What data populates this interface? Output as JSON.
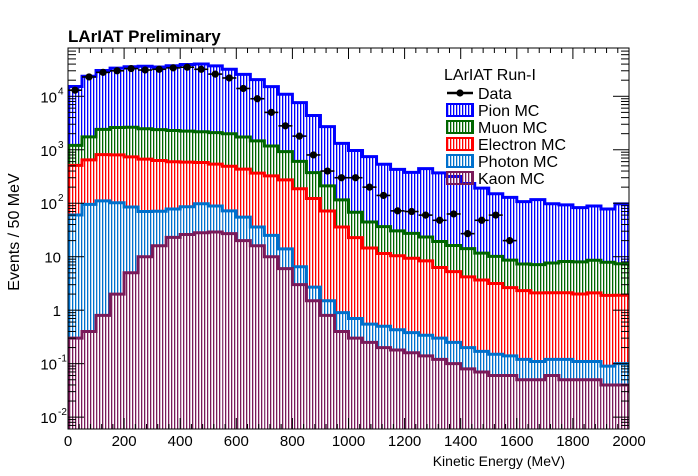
{
  "chart_data": {
    "type": "bar",
    "title": "LArIAT Preliminary",
    "xlabel": "Kinetic Energy (MeV)",
    "ylabel": "Events / 50 MeV",
    "xlim": [
      0,
      2000
    ],
    "ylim": [
      0.006,
      80000
    ],
    "yscale": "log",
    "bin_width": 50,
    "x_ticks": [
      "0",
      "200",
      "400",
      "600",
      "800",
      "1000",
      "1200",
      "1400",
      "1600",
      "1800",
      "2000"
    ],
    "x_tick_values": [
      0,
      200,
      400,
      600,
      800,
      1000,
      1200,
      1400,
      1600,
      1800,
      2000
    ],
    "y_ticks": [
      {
        "value": 0.01,
        "base": "10",
        "exp": "-2"
      },
      {
        "value": 0.1,
        "base": "10",
        "exp": "-1"
      },
      {
        "value": 1,
        "base": "1",
        "exp": ""
      },
      {
        "value": 10,
        "base": "10",
        "exp": ""
      },
      {
        "value": 100,
        "base": "10",
        "exp": "2"
      },
      {
        "value": 1000,
        "base": "10",
        "exp": "3"
      },
      {
        "value": 10000,
        "base": "10",
        "exp": "4"
      }
    ],
    "legend": {
      "title": "LArIAT Run-I",
      "position": "top-right",
      "entries": [
        "Data",
        "Pion MC",
        "Muon MC",
        "Electron MC",
        "Photon MC",
        "Kaon MC"
      ]
    },
    "series": [
      {
        "name": "Pion MC",
        "kind": "stacked-histogram",
        "color": "#0000ff",
        "values": [
          14000,
          22000,
          28000,
          31000,
          33000,
          34000,
          33000,
          35000,
          37000,
          38000,
          35000,
          30000,
          24000,
          19000,
          14000,
          10000,
          7000,
          4000,
          2500,
          1200,
          900,
          700,
          500,
          400,
          350,
          420,
          350,
          300,
          220,
          180,
          140,
          120,
          100,
          110,
          90,
          85,
          75,
          80,
          70,
          90,
          60,
          0.25,
          0,
          0,
          0,
          0,
          0,
          0,
          0,
          0
        ]
      },
      {
        "name": "Muon MC",
        "kind": "stacked-histogram",
        "color": "#006600",
        "values": [
          700,
          1100,
          1600,
          1800,
          1900,
          1800,
          1750,
          1700,
          1650,
          1600,
          1550,
          1500,
          1300,
          1100,
          850,
          650,
          420,
          250,
          140,
          80,
          45,
          30,
          25,
          20,
          18,
          15,
          13,
          11,
          10,
          8,
          7,
          6,
          5,
          5,
          5.5,
          6,
          6,
          6.5,
          6,
          5.5,
          5,
          0.1,
          0,
          0,
          0,
          0,
          0,
          0,
          0,
          0
        ]
      },
      {
        "name": "Electron MC",
        "kind": "stacked-histogram",
        "color": "#ff0000",
        "values": [
          450,
          550,
          700,
          700,
          650,
          600,
          560,
          520,
          500,
          480,
          450,
          420,
          380,
          330,
          300,
          260,
          180,
          120,
          70,
          35,
          22,
          14,
          11,
          10,
          9,
          8,
          6,
          5,
          4,
          3.5,
          3,
          2.5,
          2.2,
          2.0,
          2.0,
          2.0,
          1.9,
          2.0,
          1.8,
          1.8,
          1.6,
          0.15,
          0,
          0,
          0,
          0,
          0,
          0,
          0,
          0
        ]
      },
      {
        "name": "Photon MC",
        "kind": "stacked-histogram",
        "color": "#0070cc",
        "values": [
          60,
          95,
          110,
          100,
          80,
          60,
          55,
          55,
          60,
          70,
          60,
          45,
          35,
          20,
          15,
          8,
          3.5,
          1.2,
          0.7,
          0.5,
          0.4,
          0.3,
          0.3,
          0.25,
          0.22,
          0.2,
          0.18,
          0.15,
          0.12,
          0.1,
          0.09,
          0.08,
          0.07,
          0.06,
          0.06,
          0.07,
          0.06,
          0.06,
          0.05,
          0.06,
          0.04,
          0,
          0,
          0,
          0,
          0,
          0,
          0,
          0,
          0
        ]
      },
      {
        "name": "Kaon MC",
        "kind": "stacked-histogram",
        "color": "#7a1a5a",
        "values": [
          0.3,
          0.4,
          0.8,
          2.0,
          5.0,
          10,
          16,
          23,
          26,
          28,
          29,
          27,
          20,
          16,
          10,
          6.0,
          3.0,
          1.5,
          0.8,
          0.4,
          0.3,
          0.25,
          0.2,
          0.18,
          0.16,
          0.14,
          0.12,
          0.1,
          0.08,
          0.07,
          0.06,
          0.06,
          0.05,
          0.05,
          0.06,
          0.05,
          0.05,
          0.05,
          0.04,
          0.04,
          0.03,
          0,
          0,
          0,
          0,
          0,
          0,
          0,
          0,
          0
        ]
      },
      {
        "name": "Data",
        "kind": "points",
        "color": "#000000",
        "x": [
          25,
          75,
          125,
          175,
          225,
          275,
          325,
          375,
          425,
          475,
          525,
          575,
          625,
          675,
          725,
          775,
          825,
          875,
          925,
          975,
          1025,
          1075,
          1125,
          1175,
          1225,
          1275,
          1325,
          1375,
          1425,
          1475,
          1525,
          1575
        ],
        "values": [
          13000,
          23000,
          28000,
          30000,
          33000,
          31000,
          32000,
          34000,
          35000,
          32000,
          26000,
          22000,
          14000,
          9000,
          5000,
          2800,
          1800,
          800,
          400,
          300,
          300,
          200,
          140,
          72,
          70,
          60,
          48,
          63,
          27,
          48,
          60,
          20
        ]
      }
    ]
  }
}
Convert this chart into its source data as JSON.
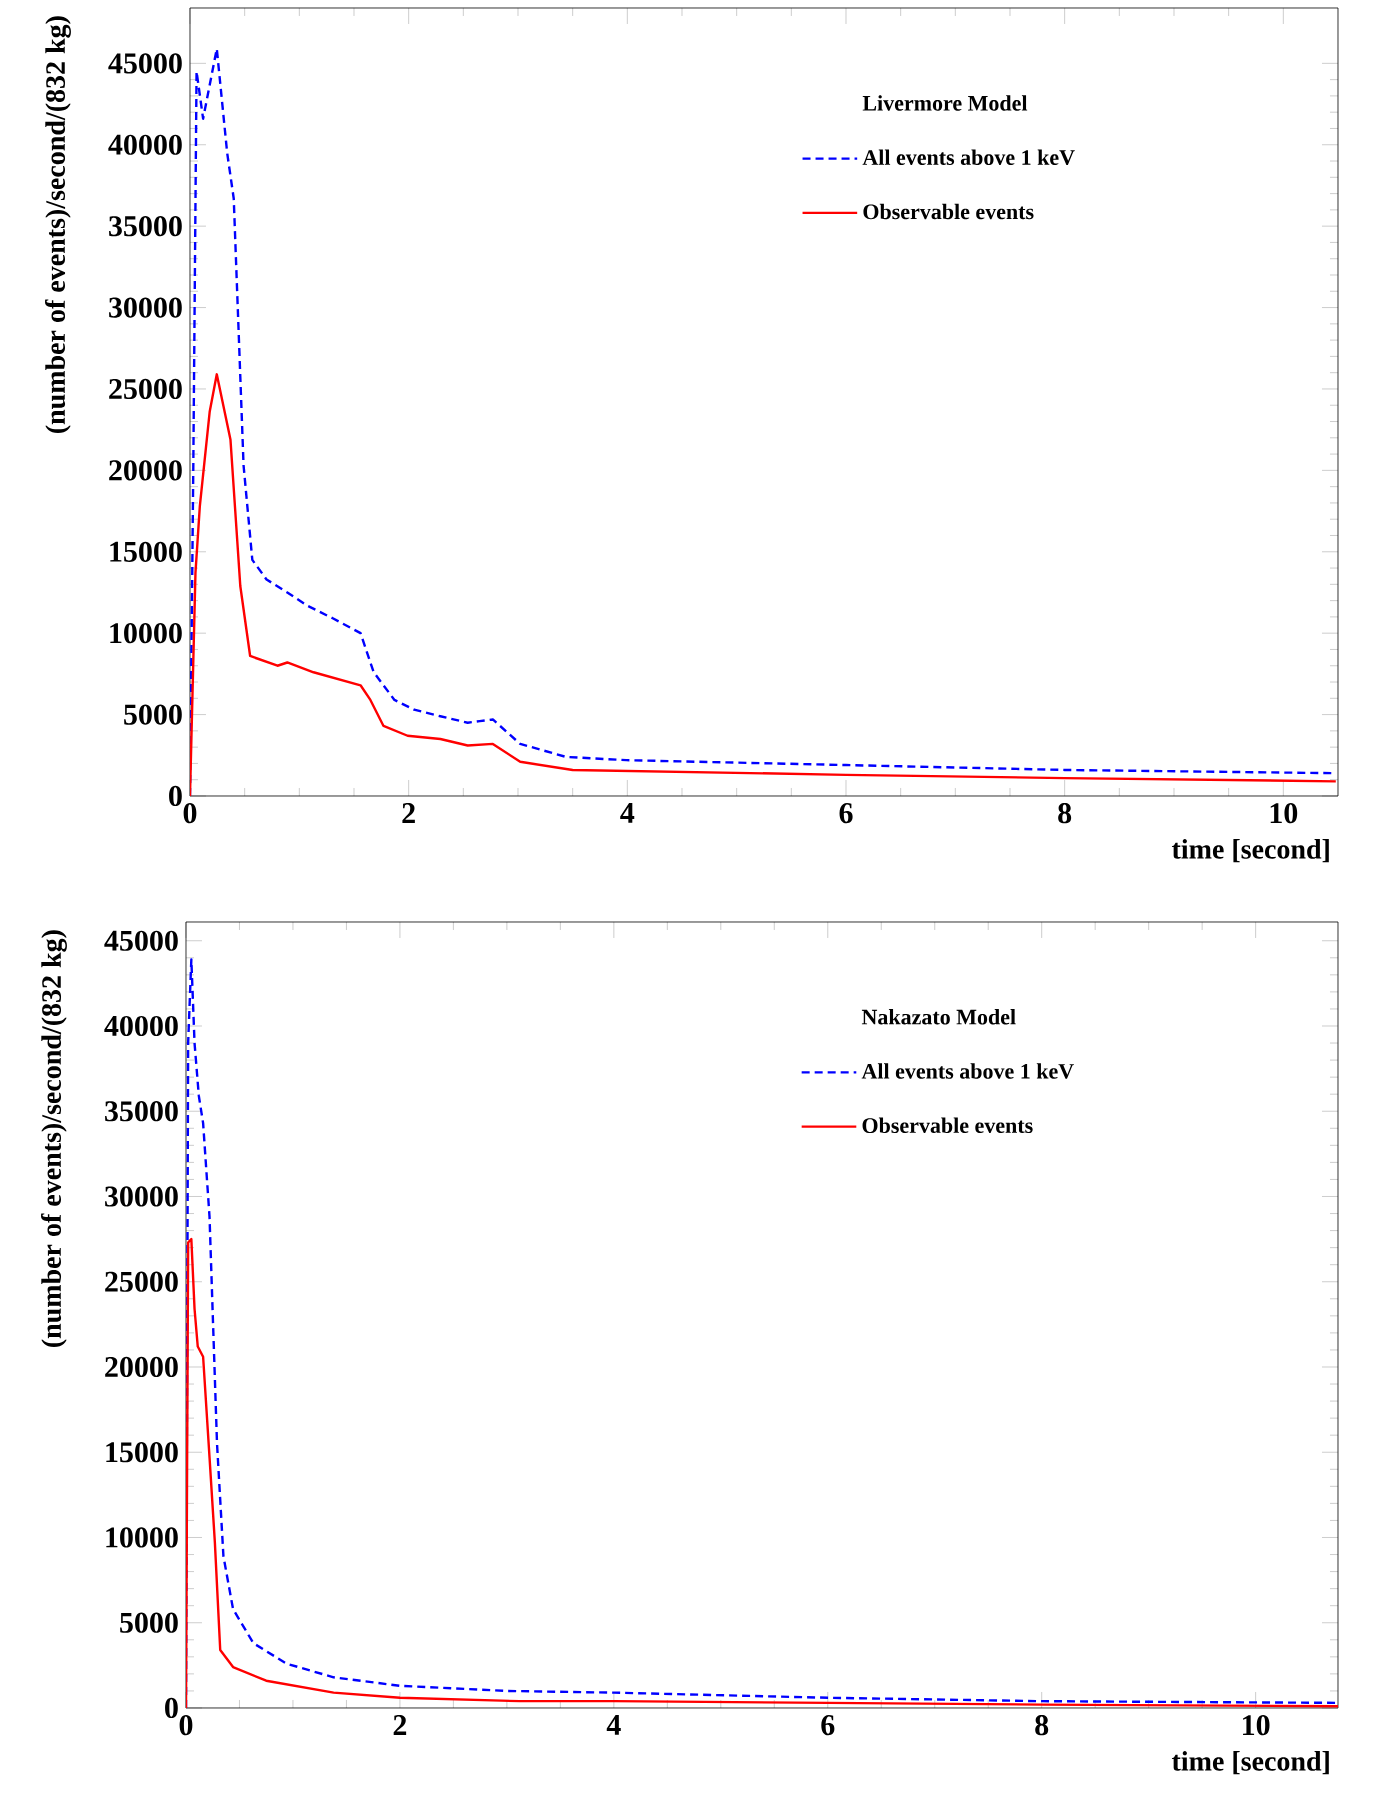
{
  "chart_data": [
    {
      "type": "line",
      "legend_title": "Livermore Model",
      "xlabel": "time [second]",
      "ylabel": "(number of events)/second/(832 kg)",
      "xlim": [
        0,
        10.5
      ],
      "ylim": [
        0,
        48400
      ],
      "xticks": [
        0,
        2,
        4,
        6,
        8,
        10
      ],
      "yticks": [
        0,
        5000,
        10000,
        15000,
        20000,
        25000,
        30000,
        35000,
        40000,
        45000
      ],
      "legend": "top right",
      "grid": false,
      "series": [
        {
          "name": "All events above 1 keV",
          "color": "#0000ff",
          "line_style": "dashed",
          "x": [
            0,
            0.03,
            0.06,
            0.12,
            0.245,
            0.34,
            0.4,
            0.49,
            0.57,
            0.7,
            0.89,
            1.07,
            1.31,
            1.56,
            1.68,
            1.87,
            2.05,
            2.29,
            2.54,
            2.65,
            2.77,
            3.02,
            3.44,
            3.99,
            6.0,
            8.0,
            10.48
          ],
          "values": [
            0,
            20000,
            44500,
            41600,
            45900,
            39500,
            36700,
            20300,
            14500,
            13300,
            12500,
            11700,
            10900,
            10000,
            7600,
            5900,
            5300,
            4900,
            4500,
            4600,
            4700,
            3200,
            2400,
            2200,
            1900,
            1600,
            1400
          ]
        },
        {
          "name": "Observable events",
          "color": "#ff0000",
          "line_style": "solid",
          "x": [
            0,
            0.05,
            0.09,
            0.18,
            0.245,
            0.37,
            0.46,
            0.55,
            0.8,
            0.89,
            1.13,
            1.56,
            1.65,
            1.77,
            1.99,
            2.29,
            2.54,
            2.77,
            3.02,
            3.5,
            6.0,
            8.0,
            10.48
          ],
          "values": [
            0,
            13700,
            17800,
            23600,
            25900,
            21900,
            12900,
            8600,
            8000,
            8200,
            7600,
            6800,
            5900,
            4300,
            3700,
            3500,
            3100,
            3200,
            2100,
            1600,
            1300,
            1100,
            900
          ]
        }
      ]
    },
    {
      "type": "line",
      "legend_title": "Nakazato Model",
      "xlabel": "time [second]",
      "ylabel": "(number of events)/second/(832 kg)",
      "xlim": [
        0,
        10.77
      ],
      "ylim": [
        0,
        46100
      ],
      "xticks": [
        0,
        2,
        4,
        6,
        8,
        10
      ],
      "yticks": [
        0,
        5000,
        10000,
        15000,
        20000,
        25000,
        30000,
        35000,
        40000,
        45000
      ],
      "legend": "top right",
      "grid": false,
      "series": [
        {
          "name": "All events above 1 keV",
          "color": "#0000ff",
          "line_style": "dashed",
          "x": [
            0,
            0.02,
            0.05,
            0.08,
            0.12,
            0.16,
            0.22,
            0.29,
            0.35,
            0.44,
            0.63,
            0.94,
            1.38,
            2.0,
            3.0,
            4.0,
            6.0,
            8.0,
            10.77
          ],
          "values": [
            0,
            39000,
            43900,
            39000,
            35900,
            34300,
            28800,
            15500,
            8900,
            5800,
            3800,
            2600,
            1800,
            1300,
            1000,
            900,
            600,
            400,
            300
          ]
        },
        {
          "name": "Observable events",
          "color": "#ff0000",
          "line_style": "solid",
          "x": [
            0,
            0.02,
            0.05,
            0.08,
            0.11,
            0.16,
            0.22,
            0.27,
            0.32,
            0.44,
            0.75,
            1.38,
            2.0,
            3.12,
            4.0,
            6.0,
            8.0,
            10.77
          ],
          "values": [
            0,
            27300,
            27500,
            23400,
            21200,
            20600,
            14700,
            9700,
            3400,
            2400,
            1600,
            900,
            600,
            400,
            400,
            300,
            200,
            100
          ]
        }
      ]
    }
  ]
}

━━━━━━

__Task instructions__.
Find every line in the records that contains the word "this"; copy those lines.

__Solution to the exercise__.
What data populates this interface? Output as JSON.
Convert this chart into its source data as JSON.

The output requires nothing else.